-- START Entries shown --

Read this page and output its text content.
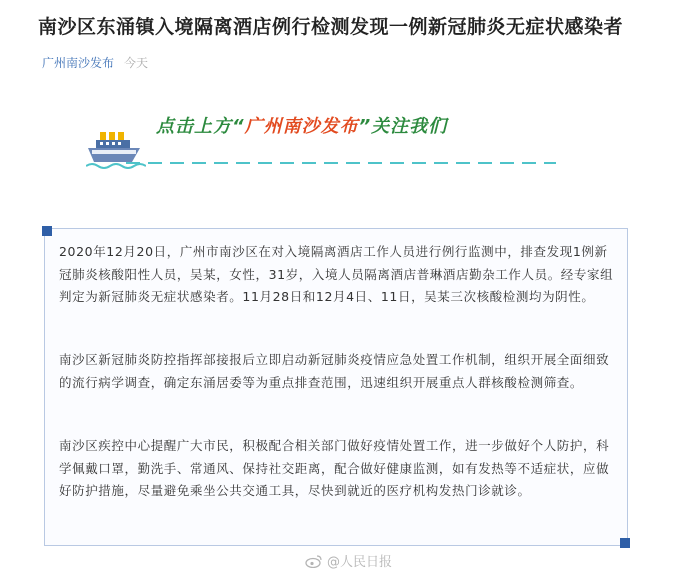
南沙区东涌镇入境隔离酒店例行检测发现一例新冠肺炎无症状感染者
广州南沙发布 今天
点击上方“广州南沙发布”关注我们

2020年12月20日，广州市南沙区在对入境隔离酒店工作人员进行例行监测中，排查发现1例新冠肺炎核酸阳性人员，吴某，女性，31岁，入境人员隔离酒店普琳酒店勤杂工作人员。经专家组判定为新冠肺炎无症状感染者。11月28日和12月4日、11日，吴某三次核酸检测均为阴性。

南沙区新冠肺炎防控指挥部接报后立即启动新冠肺炎疫情应急处置工作机制，组织开展全面细致的流行病学调查，确定东涌居委等为重点排查范围，迅速组织开展重点人群核酸检测筛查。

南沙区疾控中心提醒广大市民，积极配合相关部门做好疫情处置工作，进一步做好个人防护，科学佩戴口罩，勤洗手、常通风、保持社交距离，配合做好健康监测，如有发热等不适症状，应做好防护措施，尽量避免乘坐公共交通工具，尽快到就近的医疗机构发热门诊就诊。

@人民日报
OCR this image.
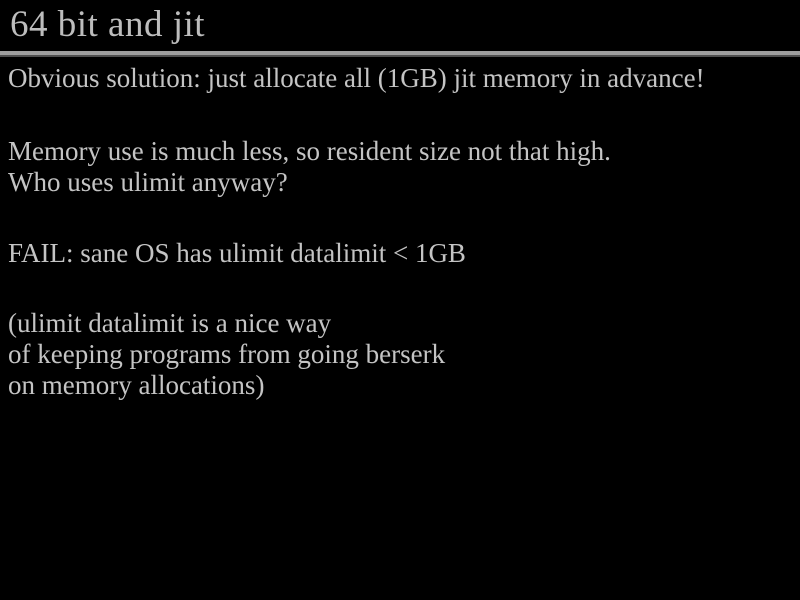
64 bit and jit
Obvious solution: just allocate all (1GB) jit memory in advance!
Memory use is much less, so resident size not that high.
Who uses ulimit anyway?
FAIL: sane OS has ulimit datalimit < 1GB
(ulimit datalimit is a nice way
of keeping programs from going berserk
on memory allocations)
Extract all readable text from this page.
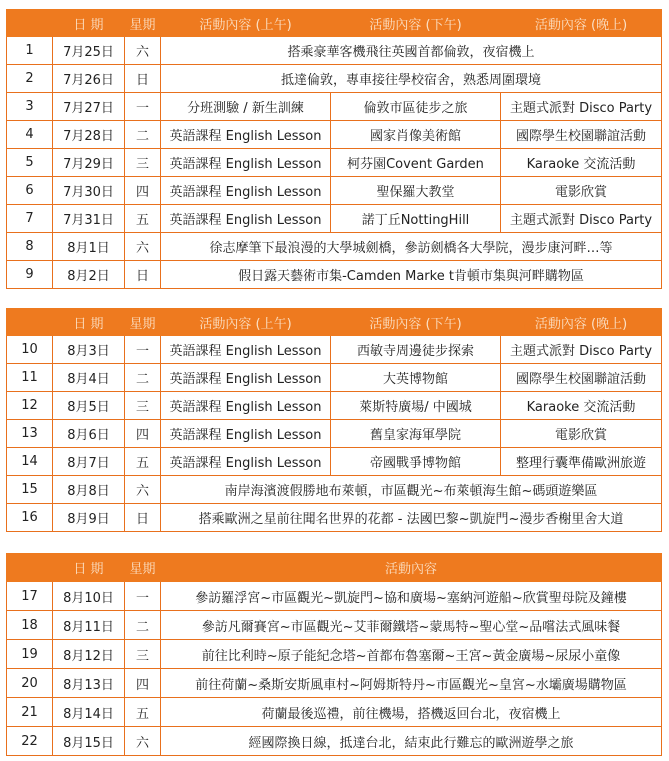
	日 期	星期	活動內容 (上午)	活動內容 (下午)	活動內容 (晚上)
1	7月25日	六	搭乘豪華客機飛往英國首都倫敦，夜宿機上		
2	7月26日	日	抵達倫敦，專車接往學校宿舍，熟悉周圍環境		
3	7月27日	一	分班測驗 / 新生訓練	倫敦市區徒步之旅	主題式派對 Disco Party
4	7月28日	二	英語課程 English Lesson	國家肖像美術館	國際學生校園聯誼活動
5	7月29日	三	英語課程 English Lesson	柯芬園Covent Garden	Karaoke 交流活動
6	7月30日	四	英語課程 English Lesson	聖保羅大教堂	電影欣賞
7	7月31日	五	英語課程 English Lesson	諾丁丘NottingHill	主題式派對 Disco Party
8	8月1日	六	徐志摩筆下最浪漫的大學城劍橋，參訪劍橋各大學院，漫步康河畔…等		
9	8月2日	日	假日露天藝術市集-Camden Marke t肯頓市集與河畔購物區		
	日 期	星期	活動內容 (上午)	活動內容 (下午)	活動內容 (晚上)
10	8月3日	一	英語課程 English Lesson	西敏寺周邊徒步探索	主題式派對 Disco Party
11	8月4日	二	英語課程 English Lesson	大英博物館	國際學生校園聯誼活動
12	8月5日	三	英語課程 English Lesson	萊斯特廣場/ 中國城	Karaoke 交流活動
13	8月6日	四	英語課程 English Lesson	舊皇家海軍學院	電影欣賞
14	8月7日	五	英語課程 English Lesson	帝國戰爭博物館	整理行囊準備歐洲旅遊
15	8月8日	六	南岸海濱渡假勝地布萊頓，市區觀光~布萊頓海生館~碼頭遊樂區		
16	8月9日	日	搭乘歐洲之星前往聞名世界的花都 - 法國巴黎~凱旋門~漫步香榭里舍大道		
	日 期	星期	活動內容
17	8月10日	一	參訪羅浮宮~市區觀光~凱旋門~協和廣場~塞納河遊船~欣賞聖母院及鐘樓
18	8月11日	二	參訪凡爾賽宮~市區觀光~艾菲爾鐵塔~蒙馬特~聖心堂~品嚐法式風味餐
19	8月12日	三	前往比利時~原子能紀念塔~首都布魯塞爾~王宮~黃金廣場~尿尿小童像
20	8月13日	四	前往荷蘭~桑斯安斯風車村~阿姆斯特丹~市區觀光~皇宮~水壩廣場購物區
21	8月14日	五	荷蘭最後巡禮，前往機場，搭機返回台北，夜宿機上
22	8月15日	六	經國際換日線，抵達台北，結束此行難忘的歐洲遊學之旅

-- END Entries shown --

# [Exercise requirements]
Copy each line in full and exactly, omitting any picture.

# [Exercise response]
Read this page and output its text content.
南沙区东涌镇入境隔离酒店例行检测发现一例新冠肺炎无症状感染者
广州南沙发布 今天
点击上方“广州南沙发布”关注我们

2020年12月20日，广州市南沙区在对入境隔离酒店工作人员进行例行监测中，排查发现1例新冠肺炎核酸阳性人员，吴某，女性，31岁，入境人员隔离酒店普琳酒店勤杂工作人员。经专家组判定为新冠肺炎无症状感染者。11月28日和12月4日、11日，吴某三次核酸检测均为阴性。

南沙区新冠肺炎防控指挥部接报后立即启动新冠肺炎疫情应急处置工作机制，组织开展全面细致的流行病学调查，确定东涌居委等为重点排查范围，迅速组织开展重点人群核酸检测筛查。

南沙区疾控中心提醒广大市民，积极配合相关部门做好疫情处置工作，进一步做好个人防护，科学佩戴口罩，勤洗手、常通风、保持社交距离，配合做好健康监测，如有发热等不适症状，应做好防护措施，尽量避免乘坐公共交通工具，尽快到就近的医疗机构发热门诊就诊。

@人民日报
OCR this image.
64 bit and jit
Obvious solution: just allocate all (1GB) jit memory in advance!
Memory use is much less, so resident size not that high.
Who uses ulimit anyway?
FAIL: sane OS has ulimit datalimit < 1GB
(ulimit datalimit is a nice way
of keeping programs from going berserk
on memory allocations)
Extract all readable text from this page.
	日 期	星期	活動內容 (上午)	活動內容 (下午)	活動內容 (晚上)
1	7月25日	六	搭乘豪華客機飛往英國首都倫敦，夜宿機上		
2	7月26日	日	抵達倫敦，專車接往學校宿舍，熟悉周圍環境		
3	7月27日	一	分班測驗 / 新生訓練	倫敦市區徒步之旅	主題式派對 Disco Party
4	7月28日	二	英語課程 English Lesson	國家肖像美術館	國際學生校園聯誼活動
5	7月29日	三	英語課程 English Lesson	柯芬園Covent Garden	Karaoke 交流活動
6	7月30日	四	英語課程 English Lesson	聖保羅大教堂	電影欣賞
7	7月31日	五	英語課程 English Lesson	諾丁丘NottingHill	主題式派對 Disco Party
8	8月1日	六	徐志摩筆下最浪漫的大學城劍橋，參訪劍橋各大學院，漫步康河畔…等		
9	8月2日	日	假日露天藝術市集-Camden Marke t肯頓市集與河畔購物區		
	日 期	星期	活動內容 (上午)	活動內容 (下午)	活動內容 (晚上)
10	8月3日	一	英語課程 English Lesson	西敏寺周邊徒步探索	主題式派對 Disco Party
11	8月4日	二	英語課程 English Lesson	大英博物館	國際學生校園聯誼活動
12	8月5日	三	英語課程 English Lesson	萊斯特廣場/ 中國城	Karaoke 交流活動
13	8月6日	四	英語課程 English Lesson	舊皇家海軍學院	電影欣賞
14	8月7日	五	英語課程 English Lesson	帝國戰爭博物館	整理行囊準備歐洲旅遊
15	8月8日	六	南岸海濱渡假勝地布萊頓，市區觀光~布萊頓海生館~碼頭遊樂區		
16	8月9日	日	搭乘歐洲之星前往聞名世界的花都 - 法國巴黎~凱旋門~漫步香榭里舍大道		
	日 期	星期	活動內容
17	8月10日	一	參訪羅浮宮~市區觀光~凱旋門~協和廣場~塞納河遊船~欣賞聖母院及鐘樓
18	8月11日	二	參訪凡爾賽宮~市區觀光~艾菲爾鐵塔~蒙馬特~聖心堂~品嚐法式風味餐
19	8月12日	三	前往比利時~原子能紀念塔~首都布魯塞爾~王宮~黃金廣場~尿尿小童像
20	8月13日	四	前往荷蘭~桑斯安斯風車村~阿姆斯特丹~市區觀光~皇宮~水壩廣場購物區
21	8月14日	五	荷蘭最後巡禮，前往機場，搭機返回台北，夜宿機上
22	8月15日	六	經國際換日線，抵達台北，結束此行難忘的歐洲遊學之旅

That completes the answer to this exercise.